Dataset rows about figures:
____

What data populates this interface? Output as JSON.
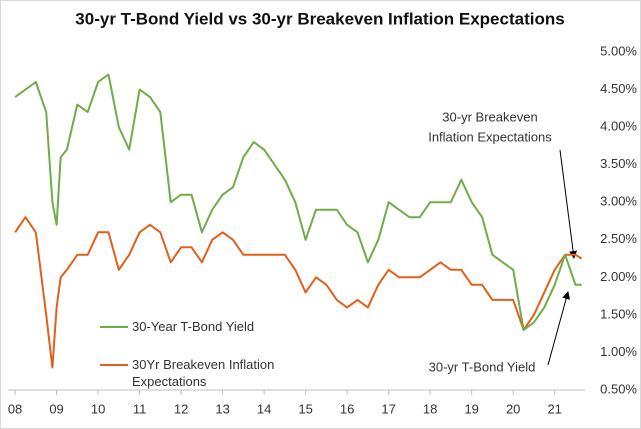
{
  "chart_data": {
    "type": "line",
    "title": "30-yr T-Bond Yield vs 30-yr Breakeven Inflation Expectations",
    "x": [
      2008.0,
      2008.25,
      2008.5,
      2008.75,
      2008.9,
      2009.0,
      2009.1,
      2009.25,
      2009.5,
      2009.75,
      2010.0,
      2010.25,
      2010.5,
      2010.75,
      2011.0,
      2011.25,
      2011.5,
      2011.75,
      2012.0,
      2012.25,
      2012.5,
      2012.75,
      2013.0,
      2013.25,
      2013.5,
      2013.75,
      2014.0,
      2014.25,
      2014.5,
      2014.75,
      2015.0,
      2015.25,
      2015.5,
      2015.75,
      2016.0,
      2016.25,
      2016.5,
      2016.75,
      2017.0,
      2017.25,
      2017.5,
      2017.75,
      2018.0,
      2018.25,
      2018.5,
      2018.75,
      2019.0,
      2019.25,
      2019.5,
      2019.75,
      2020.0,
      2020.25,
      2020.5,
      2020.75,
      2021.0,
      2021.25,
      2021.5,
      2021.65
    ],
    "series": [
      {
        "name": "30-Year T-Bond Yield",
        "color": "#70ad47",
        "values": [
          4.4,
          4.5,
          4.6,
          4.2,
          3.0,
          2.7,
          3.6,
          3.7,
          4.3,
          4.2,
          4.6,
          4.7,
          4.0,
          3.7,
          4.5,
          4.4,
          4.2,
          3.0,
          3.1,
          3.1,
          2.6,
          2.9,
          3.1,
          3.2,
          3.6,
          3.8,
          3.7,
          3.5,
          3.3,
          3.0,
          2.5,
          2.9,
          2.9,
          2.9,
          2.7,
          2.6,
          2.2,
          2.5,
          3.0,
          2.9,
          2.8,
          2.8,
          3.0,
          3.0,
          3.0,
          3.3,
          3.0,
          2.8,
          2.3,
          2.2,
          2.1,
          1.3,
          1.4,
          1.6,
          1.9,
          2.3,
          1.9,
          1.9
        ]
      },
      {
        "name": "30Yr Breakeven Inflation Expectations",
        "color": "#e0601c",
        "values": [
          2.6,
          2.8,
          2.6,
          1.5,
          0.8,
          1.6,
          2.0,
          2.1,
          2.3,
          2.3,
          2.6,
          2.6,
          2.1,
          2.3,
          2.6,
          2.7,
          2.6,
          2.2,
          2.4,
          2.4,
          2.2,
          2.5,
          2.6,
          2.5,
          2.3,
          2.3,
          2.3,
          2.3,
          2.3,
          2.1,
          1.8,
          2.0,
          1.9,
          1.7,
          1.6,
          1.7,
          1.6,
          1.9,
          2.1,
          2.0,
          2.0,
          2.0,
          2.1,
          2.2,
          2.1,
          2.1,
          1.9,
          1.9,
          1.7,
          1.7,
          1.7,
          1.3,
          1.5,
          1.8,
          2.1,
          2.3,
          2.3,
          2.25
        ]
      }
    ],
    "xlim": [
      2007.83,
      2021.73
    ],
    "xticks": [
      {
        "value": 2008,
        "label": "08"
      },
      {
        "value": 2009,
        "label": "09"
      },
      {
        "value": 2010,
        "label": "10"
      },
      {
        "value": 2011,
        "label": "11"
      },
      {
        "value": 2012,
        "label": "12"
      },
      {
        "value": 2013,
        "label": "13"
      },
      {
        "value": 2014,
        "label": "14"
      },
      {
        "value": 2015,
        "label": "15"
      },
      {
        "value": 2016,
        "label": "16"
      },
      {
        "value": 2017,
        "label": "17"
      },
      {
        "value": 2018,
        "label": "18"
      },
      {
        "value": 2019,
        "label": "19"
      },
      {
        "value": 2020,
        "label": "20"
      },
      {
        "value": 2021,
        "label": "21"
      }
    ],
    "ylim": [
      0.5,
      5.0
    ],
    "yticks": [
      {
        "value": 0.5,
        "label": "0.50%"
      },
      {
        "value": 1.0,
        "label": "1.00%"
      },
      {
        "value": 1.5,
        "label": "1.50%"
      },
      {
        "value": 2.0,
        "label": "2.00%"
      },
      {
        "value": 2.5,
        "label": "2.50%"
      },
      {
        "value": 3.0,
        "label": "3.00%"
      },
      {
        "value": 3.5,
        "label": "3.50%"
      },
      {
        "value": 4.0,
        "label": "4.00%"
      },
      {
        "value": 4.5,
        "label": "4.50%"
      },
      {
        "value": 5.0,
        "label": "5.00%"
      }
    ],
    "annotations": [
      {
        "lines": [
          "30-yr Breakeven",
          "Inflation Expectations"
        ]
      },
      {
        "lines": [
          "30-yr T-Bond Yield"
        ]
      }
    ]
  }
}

____

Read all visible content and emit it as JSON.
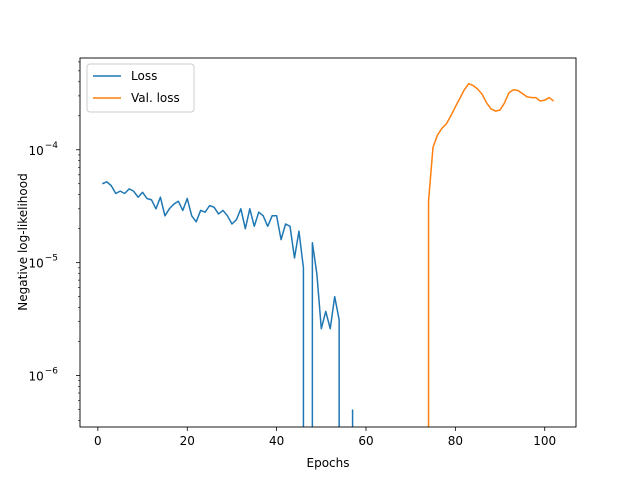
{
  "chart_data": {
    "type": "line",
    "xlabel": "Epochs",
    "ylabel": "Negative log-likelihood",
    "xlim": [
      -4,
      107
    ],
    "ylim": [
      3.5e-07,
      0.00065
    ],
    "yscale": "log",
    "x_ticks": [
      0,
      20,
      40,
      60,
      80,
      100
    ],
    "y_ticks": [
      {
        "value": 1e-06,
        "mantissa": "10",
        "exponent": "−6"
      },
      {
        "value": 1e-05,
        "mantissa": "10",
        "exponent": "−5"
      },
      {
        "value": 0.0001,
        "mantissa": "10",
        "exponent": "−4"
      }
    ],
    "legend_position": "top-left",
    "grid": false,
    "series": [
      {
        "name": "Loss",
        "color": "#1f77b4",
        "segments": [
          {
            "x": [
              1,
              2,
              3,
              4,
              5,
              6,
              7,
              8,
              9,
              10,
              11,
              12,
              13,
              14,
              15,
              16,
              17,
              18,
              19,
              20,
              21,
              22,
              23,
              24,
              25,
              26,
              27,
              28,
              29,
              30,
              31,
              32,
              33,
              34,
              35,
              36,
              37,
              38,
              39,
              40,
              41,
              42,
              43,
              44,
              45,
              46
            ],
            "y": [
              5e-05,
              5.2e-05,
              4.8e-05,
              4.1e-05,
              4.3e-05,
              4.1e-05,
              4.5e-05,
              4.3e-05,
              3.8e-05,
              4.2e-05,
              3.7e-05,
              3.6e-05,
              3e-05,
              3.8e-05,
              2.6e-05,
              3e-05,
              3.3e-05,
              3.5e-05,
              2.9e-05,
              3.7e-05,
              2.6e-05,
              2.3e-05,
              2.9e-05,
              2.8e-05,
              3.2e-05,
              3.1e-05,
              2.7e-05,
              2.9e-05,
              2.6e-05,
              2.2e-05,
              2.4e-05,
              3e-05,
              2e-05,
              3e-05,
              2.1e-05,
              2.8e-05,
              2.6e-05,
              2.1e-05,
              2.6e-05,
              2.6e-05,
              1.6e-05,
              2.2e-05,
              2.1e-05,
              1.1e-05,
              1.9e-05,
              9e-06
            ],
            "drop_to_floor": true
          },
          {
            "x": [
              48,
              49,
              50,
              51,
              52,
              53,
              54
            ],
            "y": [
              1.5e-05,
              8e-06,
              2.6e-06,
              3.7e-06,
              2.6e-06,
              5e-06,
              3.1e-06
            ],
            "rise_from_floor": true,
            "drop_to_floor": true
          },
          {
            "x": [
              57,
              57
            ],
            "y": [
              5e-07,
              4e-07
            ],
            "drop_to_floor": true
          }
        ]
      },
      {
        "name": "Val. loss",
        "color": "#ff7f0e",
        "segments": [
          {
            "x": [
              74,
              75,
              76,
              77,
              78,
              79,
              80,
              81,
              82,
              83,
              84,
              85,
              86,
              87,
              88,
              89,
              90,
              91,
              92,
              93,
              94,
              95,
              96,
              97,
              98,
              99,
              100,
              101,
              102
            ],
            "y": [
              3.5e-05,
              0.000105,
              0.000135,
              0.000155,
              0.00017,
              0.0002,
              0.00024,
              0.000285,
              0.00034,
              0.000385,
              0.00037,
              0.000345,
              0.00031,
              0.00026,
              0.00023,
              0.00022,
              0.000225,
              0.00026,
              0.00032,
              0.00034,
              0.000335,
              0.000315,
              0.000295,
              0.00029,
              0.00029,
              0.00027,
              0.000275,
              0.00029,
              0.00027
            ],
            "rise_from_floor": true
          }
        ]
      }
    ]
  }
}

____

#### STATED EXERCISE:
Reproduce each line from the records that contains the word "Breakeven".

#### SOLUTION BELOW:
    "title": "30-yr T-Bond Yield vs 30-yr Breakeven Inflation Expectations",
        "name": "30Yr Breakeven Inflation Expectations",
          "30-yr Breakeven",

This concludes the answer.